─── INPUT ROWS

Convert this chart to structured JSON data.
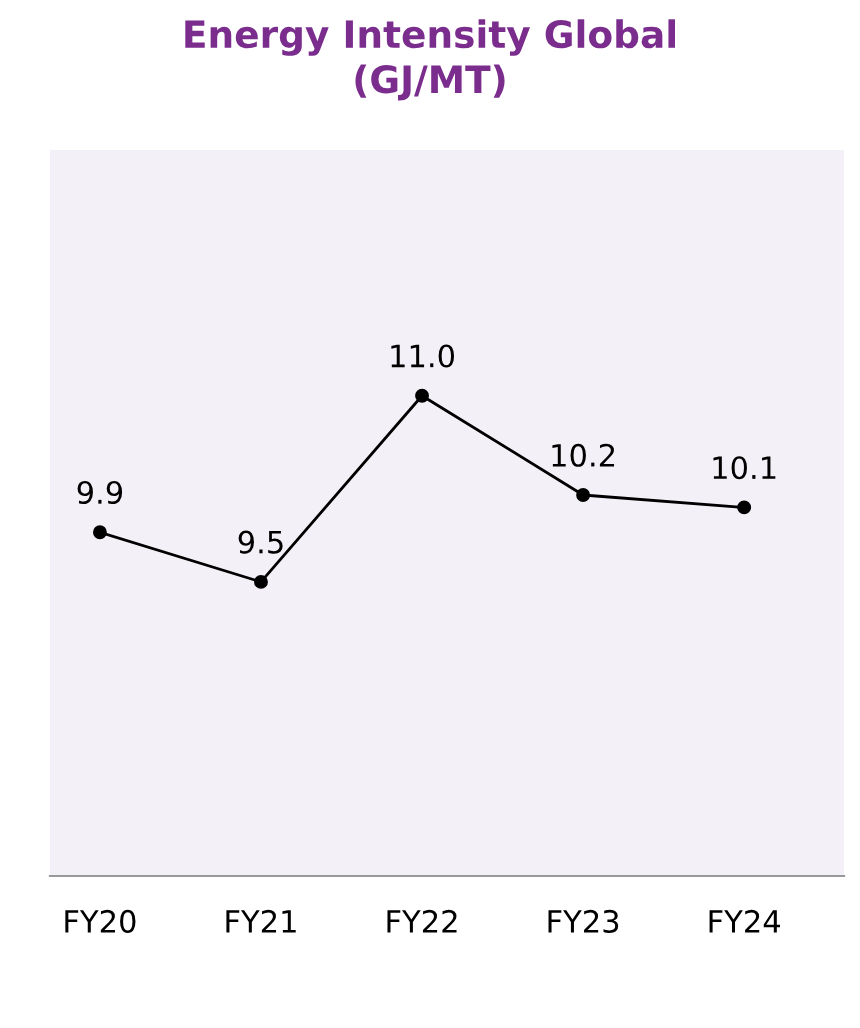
{
  "chart_data": {
    "type": "line",
    "title": "Energy Intensity Global\n(GJ/MT)",
    "categories": [
      "FY20",
      "FY21",
      "FY22",
      "FY23",
      "FY24"
    ],
    "series": [
      {
        "color": "#000000",
        "values": [
          9.9,
          9.5,
          11.0,
          10.2,
          10.1
        ],
        "value_labels": [
          "9.9",
          "9.5",
          "11.0",
          "10.2",
          "10.1"
        ]
      }
    ],
    "marker": "circle",
    "line_style": "solid",
    "grid": false,
    "legend": false
  }
}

──────

WHAT IS NEEDED
Quote every record above exactly, leaving out any pictures.

EXERCISE RESULT
Convert this chart to structured JSON data.
{
  "chart_data": {
    "type": "line",
    "title": "Energy Intensity Global\n(GJ/MT)",
    "categories": [
      "FY20",
      "FY21",
      "FY22",
      "FY23",
      "FY24"
    ],
    "series": [
      {
        "color": "#000000",
        "values": [
          9.9,
          9.5,
          11.0,
          10.2,
          10.1
        ],
        "value_labels": [
          "9.9",
          "9.5",
          "11.0",
          "10.2",
          "10.1"
        ]
      }
    ],
    "marker": "circle",
    "line_style": "solid",
    "grid": false,
    "legend": false
  }
}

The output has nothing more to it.